[Begin Task inputs]

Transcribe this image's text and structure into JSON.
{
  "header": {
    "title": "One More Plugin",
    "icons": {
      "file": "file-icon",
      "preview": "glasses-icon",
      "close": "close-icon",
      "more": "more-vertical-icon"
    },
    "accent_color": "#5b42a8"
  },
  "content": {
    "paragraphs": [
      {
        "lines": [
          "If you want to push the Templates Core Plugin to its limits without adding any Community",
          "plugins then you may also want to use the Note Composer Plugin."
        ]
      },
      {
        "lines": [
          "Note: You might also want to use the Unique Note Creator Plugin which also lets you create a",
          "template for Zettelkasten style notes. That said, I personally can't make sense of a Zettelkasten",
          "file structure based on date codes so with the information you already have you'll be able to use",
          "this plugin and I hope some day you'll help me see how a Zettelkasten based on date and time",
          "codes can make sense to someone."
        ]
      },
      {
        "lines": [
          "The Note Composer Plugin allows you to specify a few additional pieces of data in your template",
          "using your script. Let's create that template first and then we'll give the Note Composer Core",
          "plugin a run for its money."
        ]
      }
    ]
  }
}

[End Task inputs]

Restate the records, all of them, precisely as written.

Answer
Transcribe this image's text and structure into JSON.
{
  "header": {
    "title": "One More Plugin",
    "icons": {
      "file": "file-icon",
      "preview": "glasses-icon",
      "close": "close-icon",
      "more": "more-vertical-icon"
    },
    "accent_color": "#5b42a8"
  },
  "content": {
    "paragraphs": [
      {
        "lines": [
          "If you want to push the Templates Core Plugin to its limits without adding any Community",
          "plugins then you may also want to use the Note Composer Plugin."
        ]
      },
      {
        "lines": [
          "Note: You might also want to use the Unique Note Creator Plugin which also lets you create a",
          "template for Zettelkasten style notes. That said, I personally can't make sense of a Zettelkasten",
          "file structure based on date codes so with the information you already have you'll be able to use",
          "this plugin and I hope some day you'll help me see how a Zettelkasten based on date and time",
          "codes can make sense to someone."
        ]
      },
      {
        "lines": [
          "The Note Composer Plugin allows you to specify a few additional pieces of data in your template",
          "using your script. Let's create that template first and then we'll give the Note Composer Core",
          "plugin a run for its money."
        ]
      }
    ]
  }
}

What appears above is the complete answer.